[Work instructions]
1/ In the passage on physical legacy records, what must an accurate inventory include for defensible action to be taken?
2/ Extend the passage on physical legacy records, picking up after its final sentence.

[Passage to read]
════════════════

There are many reasons why it's critical to address your organization's physical legacy records: reduce the cost of storage, prevent over-retention, ensure compliance, provide timely access, and utilize data locked within for analytics, to name a few. Some of you have made commitments to achieve zero-box goals or adopt entirely paperless ways of working.
To be successful in any of these pursuits, you must start by making defensible decisions about your records, by file or by the box.
But taking action and making defensible decisions is easier said than done. Over the years and even decades, organizations may have used different indexing systems or procedures for categorizing boxes. They may have experienced reorganizations or perhaps been through a merger, acquisition, or divestiture. And, most likely, employees have come and gone over time, taking institutional knowledge and ownership of records with them.
All of these situations have compounded the problem and left you with a difficult puzzle that needs solving, and you probably don't have the time, budget, or people to sort out the pieces.
Manually lifting the lid of every box in your inventory to review contents, update metadata, assign classification, or sort files isn't cost-effective or entirely defensible; which is why few organizations have taken action.
So what's different now?
Technology that automates the process and enables you to make objective decisions about your inventory, whatever state it's in. You can determine what to keep in paper format, digitize, securely destroy, or archive with confidence, and you don't need to do it all by yourself.
But as previously mentioned, not all boxes are alike in their contents, descriptive information, or metadata. Here are three common scenarios that require different approaches to enable your defensible decision-making:
Scenario 1: Records stored without classification codes and associated retention rules
Finding what you need and taking defensible action on your records requires an accurate inventory with complete box-level metadata, assigned record classification codes, and retention rules. When boxes are stored with metadata but without classification codes or associated retention rules, it's difficult to initiate legal holds, respond to litigation requirements or audits, and make simple and defensible decisions about what to retain, digitize, or destroy.
A time-intensive approach might be to have staff review each box, refer to your records retention schedule, assign a retention code, and calculate that eligible date. Knowing where to begin is a challenge as deploying a standardized approach to applying box-level record codes aligned to your organization's records retention schedule can be difficult and overwhelming.
Scenario 2: Commingled record types and event-date complexity
You have boxes with commingled records and event-based retention rules. Different record types have different retention and disposition requirements. If files aren't organized according to record classification, retention requirements, or event date, you can't confidently and defensibly take action on what records to retain, digitize, or destroy.

════════════════

[Extracted records]
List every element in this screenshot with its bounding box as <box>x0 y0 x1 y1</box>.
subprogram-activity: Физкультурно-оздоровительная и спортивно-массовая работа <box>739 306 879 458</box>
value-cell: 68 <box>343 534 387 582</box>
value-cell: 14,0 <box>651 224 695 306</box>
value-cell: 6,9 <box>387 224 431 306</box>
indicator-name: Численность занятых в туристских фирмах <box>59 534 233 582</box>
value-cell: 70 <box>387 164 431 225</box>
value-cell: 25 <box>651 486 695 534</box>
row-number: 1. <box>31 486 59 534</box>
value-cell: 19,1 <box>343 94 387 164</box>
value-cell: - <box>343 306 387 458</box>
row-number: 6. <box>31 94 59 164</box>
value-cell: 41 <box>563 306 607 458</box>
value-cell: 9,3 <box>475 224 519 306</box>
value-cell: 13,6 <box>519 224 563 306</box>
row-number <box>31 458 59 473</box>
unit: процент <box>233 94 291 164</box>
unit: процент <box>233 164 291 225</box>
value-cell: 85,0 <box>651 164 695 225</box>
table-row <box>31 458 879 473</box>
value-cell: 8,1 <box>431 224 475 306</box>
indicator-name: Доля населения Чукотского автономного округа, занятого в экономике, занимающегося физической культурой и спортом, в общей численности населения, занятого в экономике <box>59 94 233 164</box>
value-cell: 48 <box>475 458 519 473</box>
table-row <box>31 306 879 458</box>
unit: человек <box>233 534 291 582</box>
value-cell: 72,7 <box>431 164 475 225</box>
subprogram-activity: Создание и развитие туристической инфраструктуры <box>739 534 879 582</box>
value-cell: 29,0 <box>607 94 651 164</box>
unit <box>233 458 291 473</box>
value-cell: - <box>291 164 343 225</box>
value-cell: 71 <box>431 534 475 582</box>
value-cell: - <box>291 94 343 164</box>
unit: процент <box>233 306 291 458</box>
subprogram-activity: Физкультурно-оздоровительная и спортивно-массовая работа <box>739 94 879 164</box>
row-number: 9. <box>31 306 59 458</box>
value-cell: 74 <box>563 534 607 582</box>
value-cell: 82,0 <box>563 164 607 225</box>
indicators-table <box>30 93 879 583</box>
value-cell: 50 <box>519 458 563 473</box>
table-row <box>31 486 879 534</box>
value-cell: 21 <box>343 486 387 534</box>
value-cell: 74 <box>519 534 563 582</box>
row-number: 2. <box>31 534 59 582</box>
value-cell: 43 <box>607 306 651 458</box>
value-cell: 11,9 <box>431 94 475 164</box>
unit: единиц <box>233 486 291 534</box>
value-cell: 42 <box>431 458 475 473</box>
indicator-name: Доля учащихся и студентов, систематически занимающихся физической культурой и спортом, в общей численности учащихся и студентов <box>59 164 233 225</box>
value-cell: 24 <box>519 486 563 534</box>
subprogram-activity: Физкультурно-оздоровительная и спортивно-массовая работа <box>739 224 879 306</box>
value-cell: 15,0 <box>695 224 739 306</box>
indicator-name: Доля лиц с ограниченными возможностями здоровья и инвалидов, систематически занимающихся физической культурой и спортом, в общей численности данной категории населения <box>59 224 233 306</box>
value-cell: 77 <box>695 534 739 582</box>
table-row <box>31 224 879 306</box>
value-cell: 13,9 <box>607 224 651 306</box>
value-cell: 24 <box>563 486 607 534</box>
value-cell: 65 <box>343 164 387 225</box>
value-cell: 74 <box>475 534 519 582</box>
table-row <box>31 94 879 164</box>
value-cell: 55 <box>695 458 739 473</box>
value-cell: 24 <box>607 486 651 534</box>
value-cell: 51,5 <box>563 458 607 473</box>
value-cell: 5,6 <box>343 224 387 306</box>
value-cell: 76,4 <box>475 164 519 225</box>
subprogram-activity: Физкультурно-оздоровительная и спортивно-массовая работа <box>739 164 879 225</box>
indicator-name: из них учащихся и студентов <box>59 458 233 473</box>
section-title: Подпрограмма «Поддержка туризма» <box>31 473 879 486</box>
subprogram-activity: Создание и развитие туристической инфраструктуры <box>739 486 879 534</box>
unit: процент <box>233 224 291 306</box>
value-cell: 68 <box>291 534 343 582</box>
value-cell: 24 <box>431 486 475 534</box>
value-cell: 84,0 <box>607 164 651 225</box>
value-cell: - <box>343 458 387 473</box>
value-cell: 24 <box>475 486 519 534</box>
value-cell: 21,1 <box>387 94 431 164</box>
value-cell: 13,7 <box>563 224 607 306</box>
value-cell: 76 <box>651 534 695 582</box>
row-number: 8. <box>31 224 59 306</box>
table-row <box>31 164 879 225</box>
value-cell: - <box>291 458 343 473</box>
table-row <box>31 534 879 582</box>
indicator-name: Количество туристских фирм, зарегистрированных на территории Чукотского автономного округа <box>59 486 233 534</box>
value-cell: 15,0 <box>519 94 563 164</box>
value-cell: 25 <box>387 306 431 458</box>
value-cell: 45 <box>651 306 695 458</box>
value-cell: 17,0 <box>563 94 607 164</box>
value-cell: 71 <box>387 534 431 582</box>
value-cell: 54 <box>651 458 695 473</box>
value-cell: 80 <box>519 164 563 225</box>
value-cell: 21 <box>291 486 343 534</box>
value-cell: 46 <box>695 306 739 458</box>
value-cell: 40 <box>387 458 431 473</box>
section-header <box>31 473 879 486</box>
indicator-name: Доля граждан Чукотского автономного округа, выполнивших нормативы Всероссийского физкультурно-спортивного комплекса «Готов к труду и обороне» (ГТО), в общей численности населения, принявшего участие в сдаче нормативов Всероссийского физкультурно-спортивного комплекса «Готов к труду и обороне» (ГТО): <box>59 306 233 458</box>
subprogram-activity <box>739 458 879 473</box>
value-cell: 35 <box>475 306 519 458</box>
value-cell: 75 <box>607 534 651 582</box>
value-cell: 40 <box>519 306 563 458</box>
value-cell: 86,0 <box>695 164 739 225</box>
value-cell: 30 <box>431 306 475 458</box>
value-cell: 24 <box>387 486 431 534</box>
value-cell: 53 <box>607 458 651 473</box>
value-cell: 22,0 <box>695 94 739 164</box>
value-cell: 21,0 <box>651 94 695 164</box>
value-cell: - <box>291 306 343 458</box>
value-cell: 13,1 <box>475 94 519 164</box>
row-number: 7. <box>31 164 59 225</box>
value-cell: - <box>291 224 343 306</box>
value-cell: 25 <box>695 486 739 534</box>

════════════════

[Results for the exercise]
1/ Complete box-level metadata, assigned record classification codes, and retention rules.

2/
For example, mortgages executed for May 2007 are in a box along with loans that were terminated in 2009, 2018, and 2023. It's impossible to assign a single destruction date to the box, so the result is over-retaining some files while waiting for others to meet retention requirements.
A manual approach would require knowledgeable staff or contracted professionals to lift the lid of each box, compare the information for each file with a database that logs closure, remove the files that are closed, calculate their destruction eligibility (based on your retention schedule), and then place them in a box based on the destruction year. Or you may opt to digitize some of the loans as requested by the business unit.
But if you lack the resources, staff, process, and time to sort each file by destruction date, a cleanup project like this could be put off, ultimately increasing your storage budget and exposing your organization to potential legal and compliance risks.
Scenario 3: Boxes stored without sufficient information
You have boxes with not enough usable or credible information with which to make a decision. These could be boxes full of important records that must be addressed or holiday decorations, desk supplies, and personal objects that no one has claimed.
You could opt to lift lids and allow staff or a third party to make a determination, but you need space and the process is time-consuming, expensive, and not foolproof. To properly manage your records inventory and make disposition decisions, you need to know what you have and who is the rightful owner of each box. Without knowing both, you can't take action and will hold on to your inventory for much longer than necessary.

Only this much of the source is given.